* [Record excerpts]

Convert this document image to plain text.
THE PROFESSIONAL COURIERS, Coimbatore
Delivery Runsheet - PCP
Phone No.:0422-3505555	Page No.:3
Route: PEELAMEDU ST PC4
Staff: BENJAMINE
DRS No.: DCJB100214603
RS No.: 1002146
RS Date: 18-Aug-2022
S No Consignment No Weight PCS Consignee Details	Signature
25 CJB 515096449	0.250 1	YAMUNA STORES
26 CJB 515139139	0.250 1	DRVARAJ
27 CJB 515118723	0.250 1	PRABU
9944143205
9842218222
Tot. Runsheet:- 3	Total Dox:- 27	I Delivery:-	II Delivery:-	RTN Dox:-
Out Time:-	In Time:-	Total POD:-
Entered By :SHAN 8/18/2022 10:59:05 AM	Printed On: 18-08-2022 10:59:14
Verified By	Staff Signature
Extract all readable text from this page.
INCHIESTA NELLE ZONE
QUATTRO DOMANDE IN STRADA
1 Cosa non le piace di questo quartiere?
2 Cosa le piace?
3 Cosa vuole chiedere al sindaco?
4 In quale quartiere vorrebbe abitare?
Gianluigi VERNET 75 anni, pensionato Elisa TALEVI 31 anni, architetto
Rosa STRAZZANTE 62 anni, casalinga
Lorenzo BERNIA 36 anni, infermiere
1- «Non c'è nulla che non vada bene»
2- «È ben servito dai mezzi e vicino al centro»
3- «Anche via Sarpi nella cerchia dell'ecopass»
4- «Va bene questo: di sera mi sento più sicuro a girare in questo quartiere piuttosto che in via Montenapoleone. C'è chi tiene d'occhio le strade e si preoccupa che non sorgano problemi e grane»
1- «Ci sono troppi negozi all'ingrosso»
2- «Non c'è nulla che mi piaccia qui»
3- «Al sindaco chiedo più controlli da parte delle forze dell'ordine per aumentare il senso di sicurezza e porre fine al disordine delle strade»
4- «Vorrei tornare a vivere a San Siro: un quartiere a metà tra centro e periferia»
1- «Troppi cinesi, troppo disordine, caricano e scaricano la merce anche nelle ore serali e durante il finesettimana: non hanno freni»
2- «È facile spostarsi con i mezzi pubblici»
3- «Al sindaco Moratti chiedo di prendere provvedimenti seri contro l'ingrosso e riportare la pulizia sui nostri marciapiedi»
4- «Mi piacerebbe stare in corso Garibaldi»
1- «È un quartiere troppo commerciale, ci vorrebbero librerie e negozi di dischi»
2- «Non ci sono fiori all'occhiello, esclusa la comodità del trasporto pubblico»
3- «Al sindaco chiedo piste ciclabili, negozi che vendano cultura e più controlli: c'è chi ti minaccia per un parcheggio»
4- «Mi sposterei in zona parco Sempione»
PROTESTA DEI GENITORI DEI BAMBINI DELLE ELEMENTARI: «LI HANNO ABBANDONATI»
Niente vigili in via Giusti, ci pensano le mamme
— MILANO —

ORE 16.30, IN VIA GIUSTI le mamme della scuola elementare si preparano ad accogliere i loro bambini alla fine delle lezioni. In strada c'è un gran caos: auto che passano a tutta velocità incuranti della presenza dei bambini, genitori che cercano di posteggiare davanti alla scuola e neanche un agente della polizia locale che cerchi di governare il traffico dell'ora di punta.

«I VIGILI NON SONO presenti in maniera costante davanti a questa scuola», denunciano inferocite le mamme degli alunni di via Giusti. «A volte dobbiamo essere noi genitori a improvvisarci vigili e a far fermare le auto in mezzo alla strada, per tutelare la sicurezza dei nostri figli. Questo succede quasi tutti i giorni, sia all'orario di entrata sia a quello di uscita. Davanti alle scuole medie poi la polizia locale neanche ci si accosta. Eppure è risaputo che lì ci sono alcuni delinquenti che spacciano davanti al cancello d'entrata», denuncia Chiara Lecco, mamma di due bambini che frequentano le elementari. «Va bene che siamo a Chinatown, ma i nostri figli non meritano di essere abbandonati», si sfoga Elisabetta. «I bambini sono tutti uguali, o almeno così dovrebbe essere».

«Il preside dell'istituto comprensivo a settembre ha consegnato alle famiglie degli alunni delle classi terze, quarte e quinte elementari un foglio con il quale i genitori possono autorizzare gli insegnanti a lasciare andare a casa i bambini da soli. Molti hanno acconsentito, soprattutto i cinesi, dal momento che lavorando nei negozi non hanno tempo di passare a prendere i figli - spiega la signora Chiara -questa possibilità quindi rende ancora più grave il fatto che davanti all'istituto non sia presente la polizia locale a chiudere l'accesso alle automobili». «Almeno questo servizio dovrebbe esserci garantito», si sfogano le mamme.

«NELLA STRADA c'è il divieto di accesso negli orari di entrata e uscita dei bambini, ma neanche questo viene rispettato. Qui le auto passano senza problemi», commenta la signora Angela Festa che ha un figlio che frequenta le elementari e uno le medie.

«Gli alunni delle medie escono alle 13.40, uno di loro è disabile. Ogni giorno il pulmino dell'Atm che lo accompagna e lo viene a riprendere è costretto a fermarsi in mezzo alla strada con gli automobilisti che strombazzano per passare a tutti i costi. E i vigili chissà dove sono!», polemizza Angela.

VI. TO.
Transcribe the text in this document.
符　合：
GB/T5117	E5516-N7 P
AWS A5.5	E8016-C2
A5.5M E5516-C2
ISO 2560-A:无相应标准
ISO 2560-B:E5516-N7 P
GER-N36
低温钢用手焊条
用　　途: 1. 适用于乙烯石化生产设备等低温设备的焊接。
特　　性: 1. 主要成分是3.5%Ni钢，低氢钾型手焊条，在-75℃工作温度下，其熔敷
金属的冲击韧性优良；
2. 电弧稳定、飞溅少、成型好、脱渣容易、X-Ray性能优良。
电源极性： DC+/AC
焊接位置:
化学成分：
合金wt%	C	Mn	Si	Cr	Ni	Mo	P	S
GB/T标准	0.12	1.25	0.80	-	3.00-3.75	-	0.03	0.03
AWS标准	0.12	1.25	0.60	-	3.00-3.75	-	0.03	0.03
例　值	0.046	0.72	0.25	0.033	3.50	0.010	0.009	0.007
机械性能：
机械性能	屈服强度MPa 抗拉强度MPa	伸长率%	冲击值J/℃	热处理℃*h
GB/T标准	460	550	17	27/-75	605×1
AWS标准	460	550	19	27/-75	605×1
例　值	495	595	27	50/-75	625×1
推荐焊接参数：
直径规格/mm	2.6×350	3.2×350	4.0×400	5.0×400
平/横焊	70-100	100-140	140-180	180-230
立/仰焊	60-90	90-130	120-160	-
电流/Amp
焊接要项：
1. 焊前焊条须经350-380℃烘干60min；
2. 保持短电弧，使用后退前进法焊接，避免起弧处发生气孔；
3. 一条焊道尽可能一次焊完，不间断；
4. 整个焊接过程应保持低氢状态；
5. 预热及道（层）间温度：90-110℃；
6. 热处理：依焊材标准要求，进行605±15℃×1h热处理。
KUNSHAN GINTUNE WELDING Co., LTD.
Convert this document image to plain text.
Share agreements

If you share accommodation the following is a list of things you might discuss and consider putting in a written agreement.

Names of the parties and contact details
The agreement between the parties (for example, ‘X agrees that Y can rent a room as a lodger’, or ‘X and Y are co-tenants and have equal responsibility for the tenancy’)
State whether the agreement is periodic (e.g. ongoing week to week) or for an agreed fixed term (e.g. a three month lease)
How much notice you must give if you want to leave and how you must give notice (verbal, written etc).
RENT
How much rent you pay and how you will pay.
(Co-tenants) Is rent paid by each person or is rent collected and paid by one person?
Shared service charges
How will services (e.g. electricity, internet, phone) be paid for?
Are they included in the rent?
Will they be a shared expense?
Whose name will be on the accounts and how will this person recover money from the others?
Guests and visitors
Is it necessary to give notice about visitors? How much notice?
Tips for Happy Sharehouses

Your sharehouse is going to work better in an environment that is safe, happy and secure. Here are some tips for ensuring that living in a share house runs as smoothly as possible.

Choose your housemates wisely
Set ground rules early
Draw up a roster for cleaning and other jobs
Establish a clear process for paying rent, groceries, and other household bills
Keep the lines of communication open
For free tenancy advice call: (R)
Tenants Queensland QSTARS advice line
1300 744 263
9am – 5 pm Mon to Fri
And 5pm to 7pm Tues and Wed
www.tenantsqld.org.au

* [Your objective]
Where a line of the material above holds the string "tenancy", copy that line.

* [Correct result]
The agreement between the parties (for example, ‘X agrees that Y can rent a room as a lodger’, or ‘X and Y are co-tenants and have equal responsibility for the tenancy’)
For free tenancy advice call: (R)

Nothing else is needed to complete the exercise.